Given information:
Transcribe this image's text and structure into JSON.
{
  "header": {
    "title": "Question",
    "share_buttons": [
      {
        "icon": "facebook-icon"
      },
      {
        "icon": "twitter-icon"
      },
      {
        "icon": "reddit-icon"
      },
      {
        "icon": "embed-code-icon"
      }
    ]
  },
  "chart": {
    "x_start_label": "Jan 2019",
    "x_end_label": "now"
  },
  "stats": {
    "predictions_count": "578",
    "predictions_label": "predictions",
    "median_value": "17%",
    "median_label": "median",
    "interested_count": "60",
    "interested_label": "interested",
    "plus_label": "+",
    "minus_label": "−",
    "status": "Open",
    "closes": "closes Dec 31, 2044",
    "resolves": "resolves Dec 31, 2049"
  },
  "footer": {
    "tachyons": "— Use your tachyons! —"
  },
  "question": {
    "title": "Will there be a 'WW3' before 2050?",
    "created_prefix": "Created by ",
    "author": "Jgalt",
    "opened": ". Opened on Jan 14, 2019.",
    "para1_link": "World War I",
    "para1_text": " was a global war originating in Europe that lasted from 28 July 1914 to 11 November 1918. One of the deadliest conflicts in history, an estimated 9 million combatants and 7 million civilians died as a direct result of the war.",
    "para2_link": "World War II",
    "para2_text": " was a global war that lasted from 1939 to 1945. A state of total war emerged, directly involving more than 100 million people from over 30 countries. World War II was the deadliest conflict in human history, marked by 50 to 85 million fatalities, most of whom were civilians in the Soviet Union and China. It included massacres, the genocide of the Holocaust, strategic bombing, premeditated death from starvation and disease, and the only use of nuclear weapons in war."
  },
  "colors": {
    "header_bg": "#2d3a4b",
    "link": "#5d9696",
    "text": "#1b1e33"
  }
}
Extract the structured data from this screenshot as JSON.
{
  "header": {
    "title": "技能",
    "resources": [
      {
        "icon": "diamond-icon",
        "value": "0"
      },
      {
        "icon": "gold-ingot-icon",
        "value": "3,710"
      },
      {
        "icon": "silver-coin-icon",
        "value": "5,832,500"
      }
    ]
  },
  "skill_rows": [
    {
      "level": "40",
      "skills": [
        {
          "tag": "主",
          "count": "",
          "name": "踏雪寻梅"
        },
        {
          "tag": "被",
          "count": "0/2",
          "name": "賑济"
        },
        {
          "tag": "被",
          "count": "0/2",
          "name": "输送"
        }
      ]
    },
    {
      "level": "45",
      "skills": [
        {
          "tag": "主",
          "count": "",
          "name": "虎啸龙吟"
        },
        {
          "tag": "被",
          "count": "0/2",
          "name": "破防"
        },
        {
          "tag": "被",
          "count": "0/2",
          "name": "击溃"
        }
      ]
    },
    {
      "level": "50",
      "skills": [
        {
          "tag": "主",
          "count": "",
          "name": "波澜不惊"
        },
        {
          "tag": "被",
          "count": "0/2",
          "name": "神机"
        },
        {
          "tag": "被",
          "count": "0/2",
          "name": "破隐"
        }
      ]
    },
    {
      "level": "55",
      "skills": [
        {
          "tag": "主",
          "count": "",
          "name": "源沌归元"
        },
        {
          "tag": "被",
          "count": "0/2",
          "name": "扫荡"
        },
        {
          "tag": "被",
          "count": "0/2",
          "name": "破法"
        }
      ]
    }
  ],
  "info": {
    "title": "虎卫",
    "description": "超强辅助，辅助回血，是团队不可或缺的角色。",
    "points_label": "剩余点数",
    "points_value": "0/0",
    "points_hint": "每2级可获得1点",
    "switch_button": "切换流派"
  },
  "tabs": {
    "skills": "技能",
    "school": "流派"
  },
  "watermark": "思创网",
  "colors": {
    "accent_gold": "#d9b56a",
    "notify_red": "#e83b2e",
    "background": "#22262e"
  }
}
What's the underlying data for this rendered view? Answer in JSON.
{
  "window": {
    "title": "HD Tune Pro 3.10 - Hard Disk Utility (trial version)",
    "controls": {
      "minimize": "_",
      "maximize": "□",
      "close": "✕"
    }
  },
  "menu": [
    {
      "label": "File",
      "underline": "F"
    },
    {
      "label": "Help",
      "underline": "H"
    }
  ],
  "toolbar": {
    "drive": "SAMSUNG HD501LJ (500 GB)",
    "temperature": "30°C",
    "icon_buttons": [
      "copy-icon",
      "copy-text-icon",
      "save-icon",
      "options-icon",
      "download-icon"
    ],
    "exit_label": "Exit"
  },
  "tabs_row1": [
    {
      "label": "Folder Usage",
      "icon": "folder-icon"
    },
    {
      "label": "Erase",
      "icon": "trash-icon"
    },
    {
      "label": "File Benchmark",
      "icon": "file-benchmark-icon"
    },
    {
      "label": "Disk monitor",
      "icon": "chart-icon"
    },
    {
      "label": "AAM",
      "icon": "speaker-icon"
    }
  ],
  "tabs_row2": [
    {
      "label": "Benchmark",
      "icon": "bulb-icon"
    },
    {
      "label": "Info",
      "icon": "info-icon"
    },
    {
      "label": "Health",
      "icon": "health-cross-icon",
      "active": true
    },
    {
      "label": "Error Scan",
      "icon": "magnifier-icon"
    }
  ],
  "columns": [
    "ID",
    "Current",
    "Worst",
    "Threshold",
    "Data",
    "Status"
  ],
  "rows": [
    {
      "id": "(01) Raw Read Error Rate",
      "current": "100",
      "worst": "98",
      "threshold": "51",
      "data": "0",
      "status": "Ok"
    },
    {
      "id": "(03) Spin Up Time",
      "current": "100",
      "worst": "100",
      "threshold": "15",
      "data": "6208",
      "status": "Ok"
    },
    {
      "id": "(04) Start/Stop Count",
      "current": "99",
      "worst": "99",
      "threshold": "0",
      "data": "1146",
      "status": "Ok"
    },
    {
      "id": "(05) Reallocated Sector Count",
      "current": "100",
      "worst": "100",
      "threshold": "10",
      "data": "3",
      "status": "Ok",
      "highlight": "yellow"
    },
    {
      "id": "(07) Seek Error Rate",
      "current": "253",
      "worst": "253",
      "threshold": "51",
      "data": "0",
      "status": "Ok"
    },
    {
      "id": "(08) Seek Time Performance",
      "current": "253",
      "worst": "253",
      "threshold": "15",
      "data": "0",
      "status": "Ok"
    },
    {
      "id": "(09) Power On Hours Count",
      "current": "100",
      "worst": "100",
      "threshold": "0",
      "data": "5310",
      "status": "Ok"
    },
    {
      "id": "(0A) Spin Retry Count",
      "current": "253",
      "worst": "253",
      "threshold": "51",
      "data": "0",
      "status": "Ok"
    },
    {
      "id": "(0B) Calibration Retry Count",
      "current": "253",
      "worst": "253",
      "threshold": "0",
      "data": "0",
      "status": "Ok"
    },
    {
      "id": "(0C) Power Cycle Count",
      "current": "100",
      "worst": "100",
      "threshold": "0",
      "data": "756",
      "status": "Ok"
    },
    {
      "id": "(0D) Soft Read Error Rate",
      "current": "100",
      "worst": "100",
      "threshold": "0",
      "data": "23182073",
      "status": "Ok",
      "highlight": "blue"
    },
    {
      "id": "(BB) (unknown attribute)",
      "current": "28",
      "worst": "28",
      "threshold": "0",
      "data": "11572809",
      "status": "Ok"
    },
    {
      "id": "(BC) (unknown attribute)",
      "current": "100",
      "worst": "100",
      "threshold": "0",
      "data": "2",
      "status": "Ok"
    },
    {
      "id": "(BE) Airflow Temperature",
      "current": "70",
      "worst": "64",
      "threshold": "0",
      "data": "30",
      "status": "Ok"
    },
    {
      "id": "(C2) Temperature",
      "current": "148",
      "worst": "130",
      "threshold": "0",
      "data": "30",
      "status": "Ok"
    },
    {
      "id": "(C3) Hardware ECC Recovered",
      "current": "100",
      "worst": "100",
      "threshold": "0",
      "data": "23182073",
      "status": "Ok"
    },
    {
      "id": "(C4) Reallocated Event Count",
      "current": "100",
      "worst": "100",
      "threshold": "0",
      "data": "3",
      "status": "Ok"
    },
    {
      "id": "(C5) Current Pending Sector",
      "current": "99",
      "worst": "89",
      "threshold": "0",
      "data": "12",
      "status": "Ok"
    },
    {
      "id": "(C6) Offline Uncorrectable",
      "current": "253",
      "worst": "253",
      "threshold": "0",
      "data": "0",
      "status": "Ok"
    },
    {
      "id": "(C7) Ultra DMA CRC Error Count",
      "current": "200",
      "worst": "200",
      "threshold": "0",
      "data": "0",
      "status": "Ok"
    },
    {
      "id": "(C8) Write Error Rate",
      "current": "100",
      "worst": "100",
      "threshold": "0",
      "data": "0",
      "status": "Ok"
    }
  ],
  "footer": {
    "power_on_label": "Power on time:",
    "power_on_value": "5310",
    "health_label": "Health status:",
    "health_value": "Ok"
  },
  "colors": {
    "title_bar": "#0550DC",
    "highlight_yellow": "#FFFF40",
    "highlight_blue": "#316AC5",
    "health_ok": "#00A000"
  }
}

What is needed: Which lines contain the word "this"? Copy each one.

Problem solution:
Transcribe this image's text and structure into JSON.
Extract the structured data from this screenshot as JSON.
What's the underlying data for this rendered view? Answer in JSON.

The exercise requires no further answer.